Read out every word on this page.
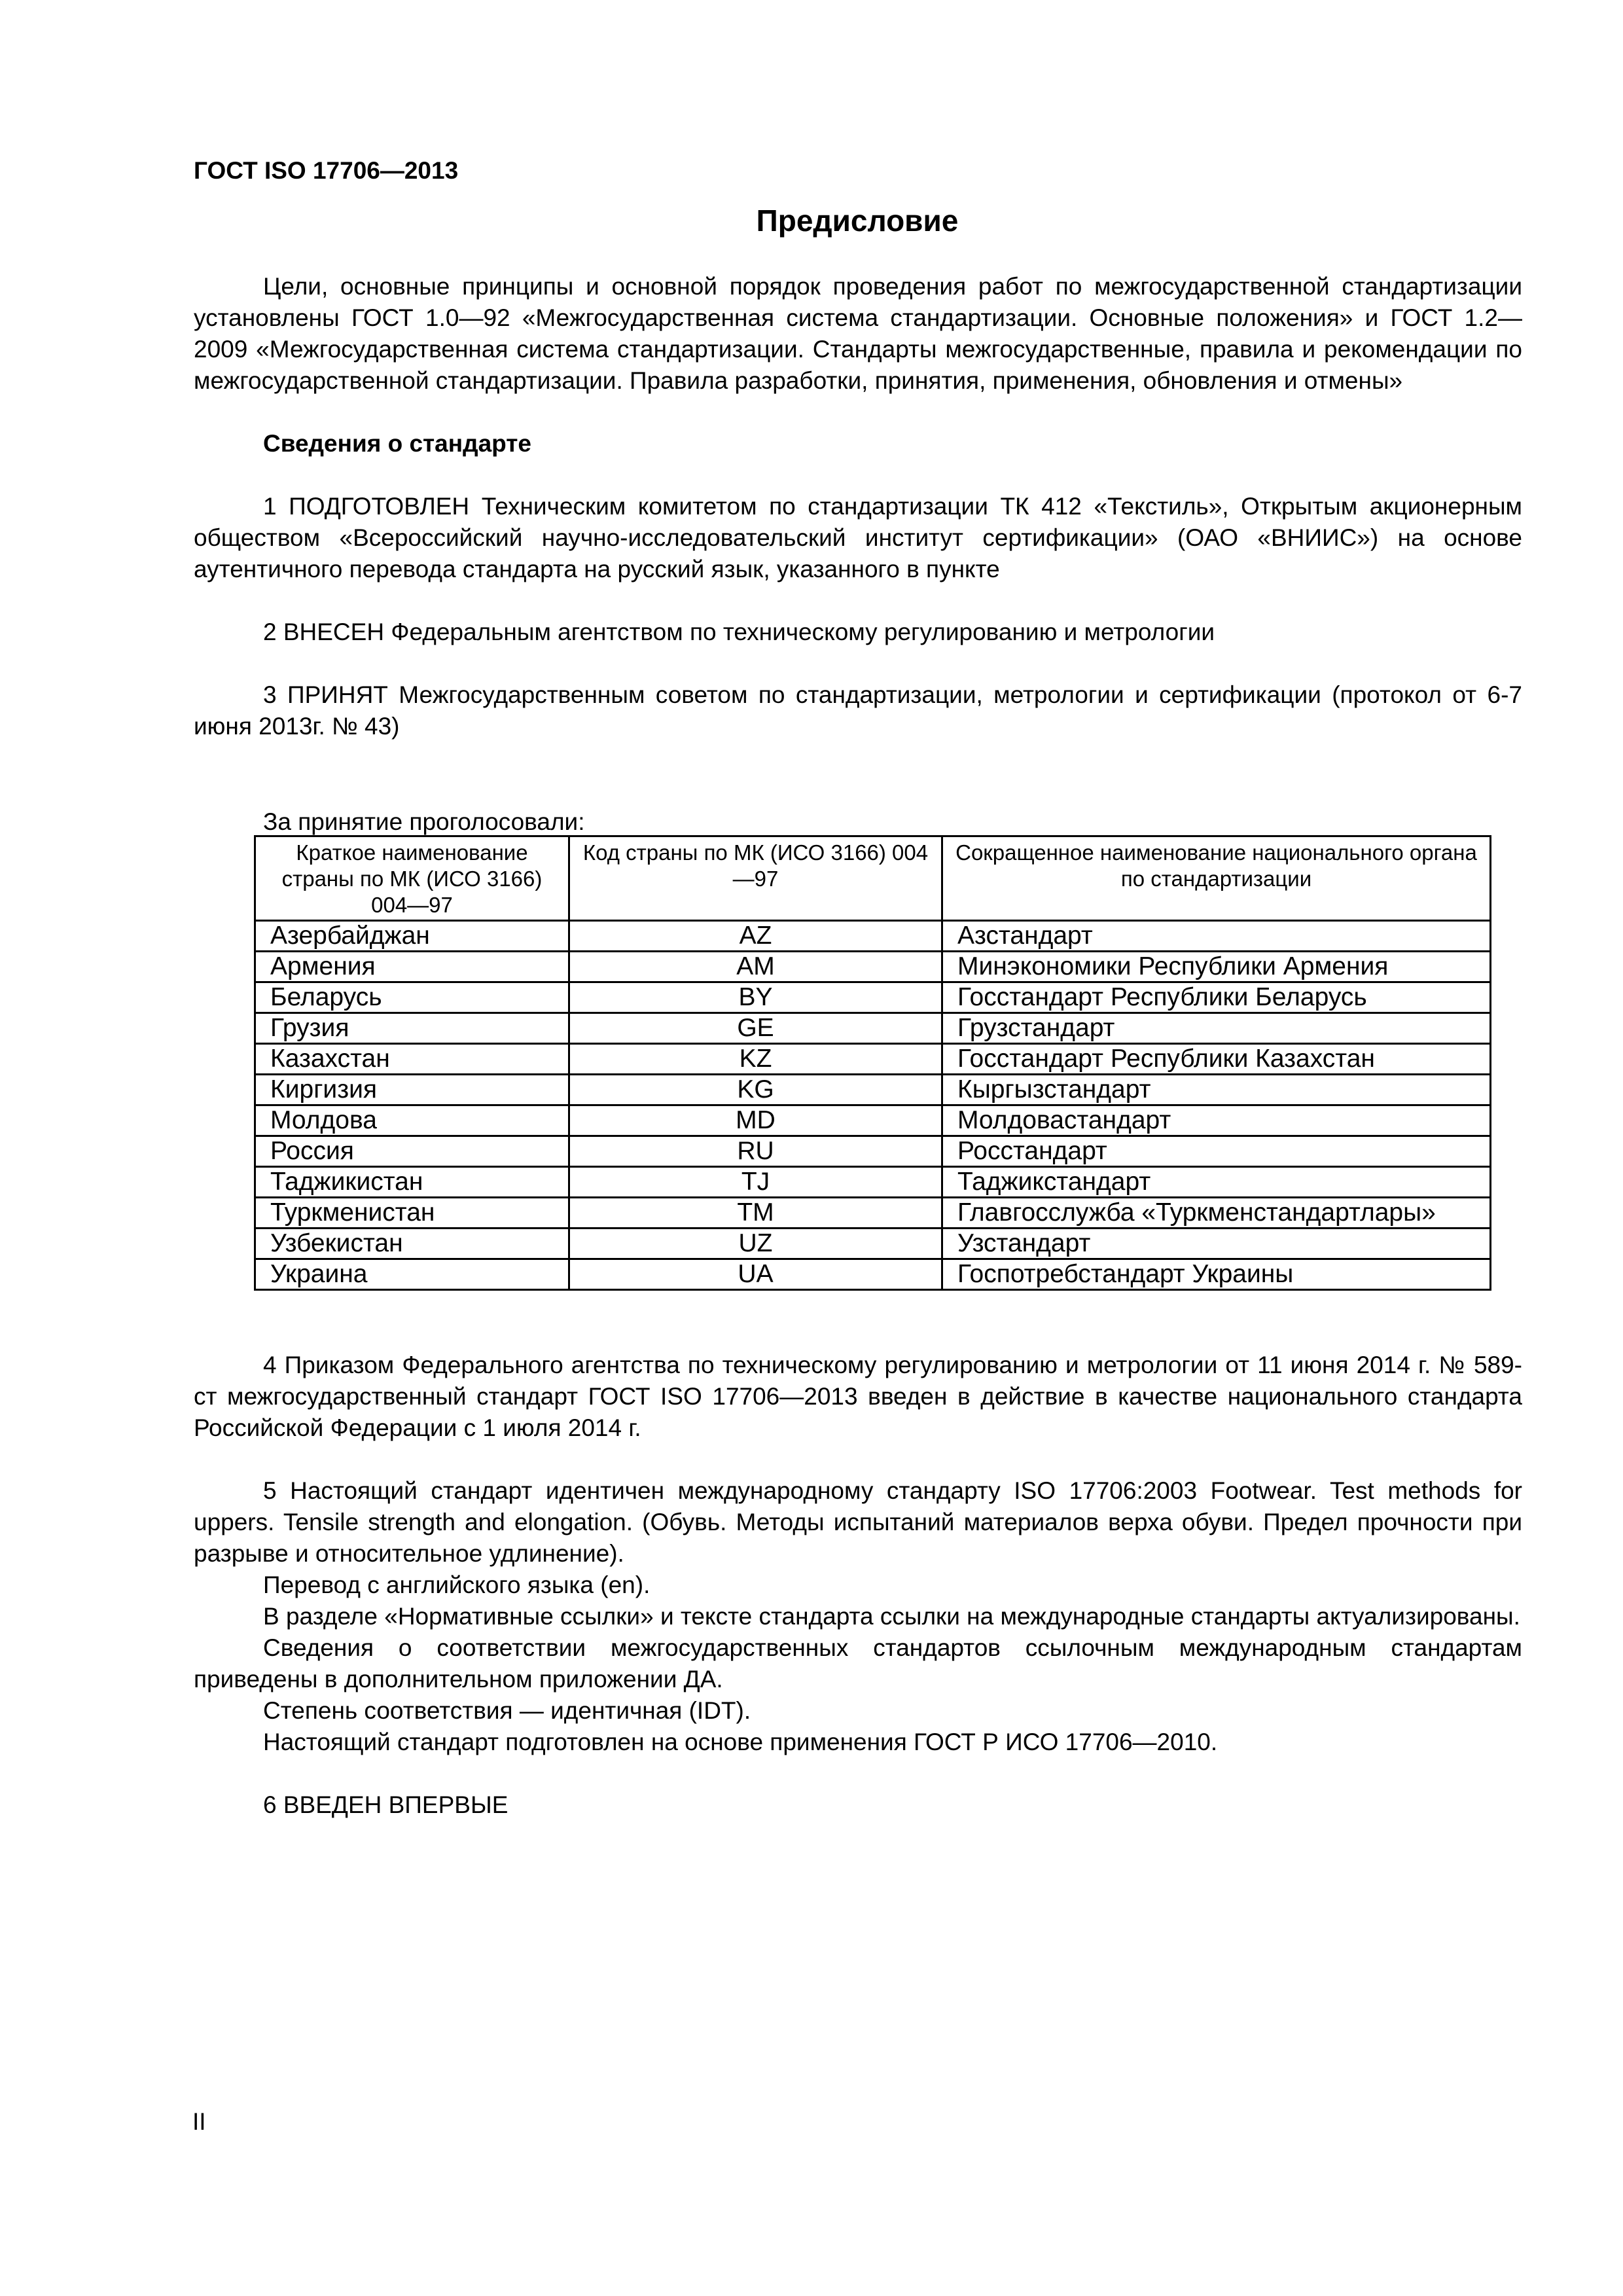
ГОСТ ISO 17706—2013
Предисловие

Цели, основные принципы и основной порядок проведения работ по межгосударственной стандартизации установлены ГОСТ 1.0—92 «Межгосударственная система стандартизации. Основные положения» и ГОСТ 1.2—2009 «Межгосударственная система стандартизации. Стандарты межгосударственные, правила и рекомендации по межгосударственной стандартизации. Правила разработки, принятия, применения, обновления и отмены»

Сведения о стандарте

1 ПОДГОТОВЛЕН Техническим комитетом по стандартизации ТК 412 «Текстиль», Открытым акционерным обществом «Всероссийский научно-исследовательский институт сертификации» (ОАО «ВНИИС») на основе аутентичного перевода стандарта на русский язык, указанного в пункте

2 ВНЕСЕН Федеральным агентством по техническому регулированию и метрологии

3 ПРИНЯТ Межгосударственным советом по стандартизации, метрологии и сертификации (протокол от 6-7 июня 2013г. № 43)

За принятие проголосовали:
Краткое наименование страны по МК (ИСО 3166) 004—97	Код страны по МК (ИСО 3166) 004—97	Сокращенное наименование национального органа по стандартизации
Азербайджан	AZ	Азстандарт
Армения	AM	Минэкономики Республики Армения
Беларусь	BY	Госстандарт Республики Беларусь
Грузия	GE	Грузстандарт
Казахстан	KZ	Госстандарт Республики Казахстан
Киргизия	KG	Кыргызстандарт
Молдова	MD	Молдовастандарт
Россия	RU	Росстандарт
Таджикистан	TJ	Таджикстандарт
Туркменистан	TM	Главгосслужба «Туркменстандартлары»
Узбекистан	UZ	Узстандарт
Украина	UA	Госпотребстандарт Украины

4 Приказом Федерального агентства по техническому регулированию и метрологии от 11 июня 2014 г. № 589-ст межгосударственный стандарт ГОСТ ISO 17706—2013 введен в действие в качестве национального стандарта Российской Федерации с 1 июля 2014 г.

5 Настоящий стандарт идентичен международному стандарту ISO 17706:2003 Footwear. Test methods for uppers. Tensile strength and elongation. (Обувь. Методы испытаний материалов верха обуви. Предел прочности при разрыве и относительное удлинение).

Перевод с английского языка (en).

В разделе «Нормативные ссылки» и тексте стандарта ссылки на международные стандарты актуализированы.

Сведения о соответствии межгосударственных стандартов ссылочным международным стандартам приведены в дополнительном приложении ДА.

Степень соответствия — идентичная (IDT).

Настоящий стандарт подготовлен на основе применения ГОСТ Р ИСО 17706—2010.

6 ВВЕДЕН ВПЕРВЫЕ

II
◇ ◇ ◇ ◇ ◇ ◇ ◇
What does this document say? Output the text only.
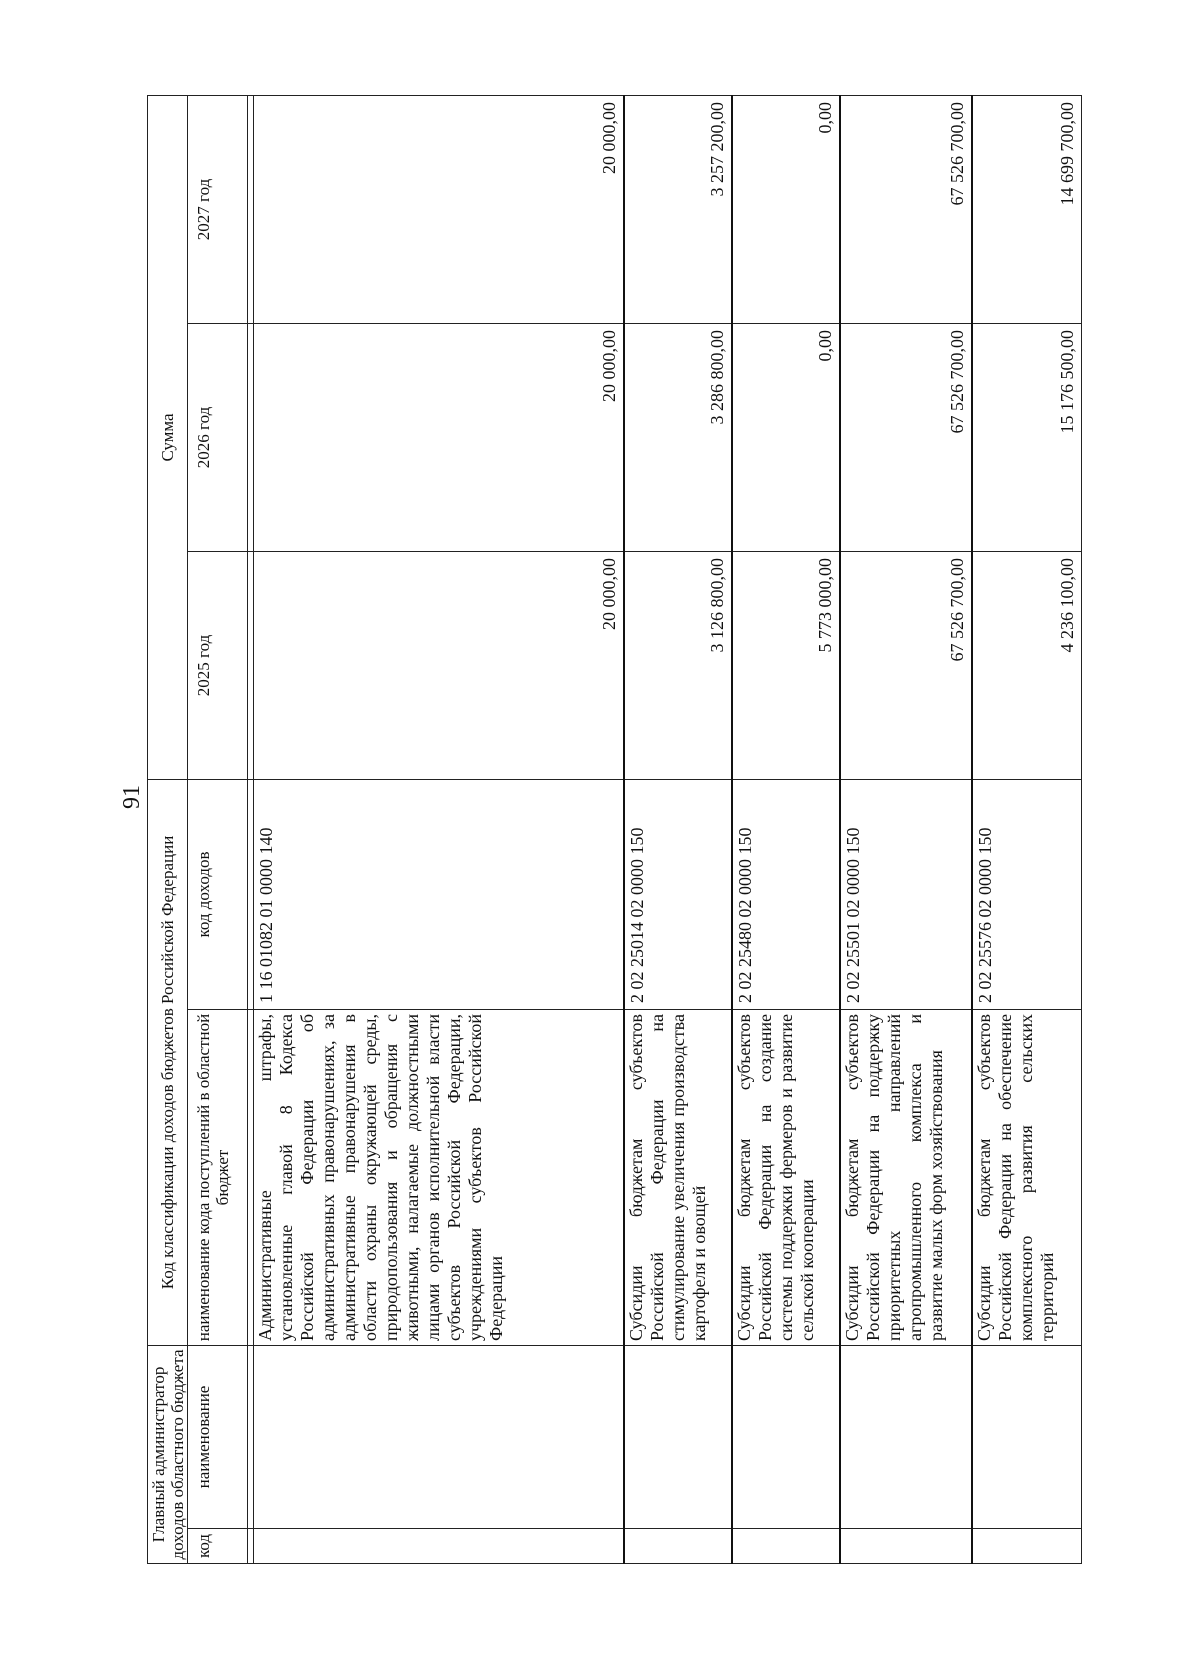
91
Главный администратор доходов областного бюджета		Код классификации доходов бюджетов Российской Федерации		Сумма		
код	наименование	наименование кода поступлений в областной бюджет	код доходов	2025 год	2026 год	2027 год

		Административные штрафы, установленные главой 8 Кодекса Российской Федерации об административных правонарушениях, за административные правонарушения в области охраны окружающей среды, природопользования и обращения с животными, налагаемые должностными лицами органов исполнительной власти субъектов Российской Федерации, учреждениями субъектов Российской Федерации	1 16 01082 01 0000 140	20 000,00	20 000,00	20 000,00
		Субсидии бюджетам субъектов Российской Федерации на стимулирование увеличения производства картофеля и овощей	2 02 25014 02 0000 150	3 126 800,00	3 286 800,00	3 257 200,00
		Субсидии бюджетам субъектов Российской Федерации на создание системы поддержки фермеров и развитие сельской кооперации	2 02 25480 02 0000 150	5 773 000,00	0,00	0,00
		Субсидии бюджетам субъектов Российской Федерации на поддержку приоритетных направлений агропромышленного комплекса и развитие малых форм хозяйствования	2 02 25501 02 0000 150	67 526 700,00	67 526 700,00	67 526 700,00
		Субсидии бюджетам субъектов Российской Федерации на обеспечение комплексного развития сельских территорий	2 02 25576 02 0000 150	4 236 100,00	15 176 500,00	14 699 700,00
◇ ◇ ◇ ◇ ◇ ◇ ◇
Short task
Reply with the number of lines in the preceding entries that contain "Субсидии", and no other words.

Finished task
4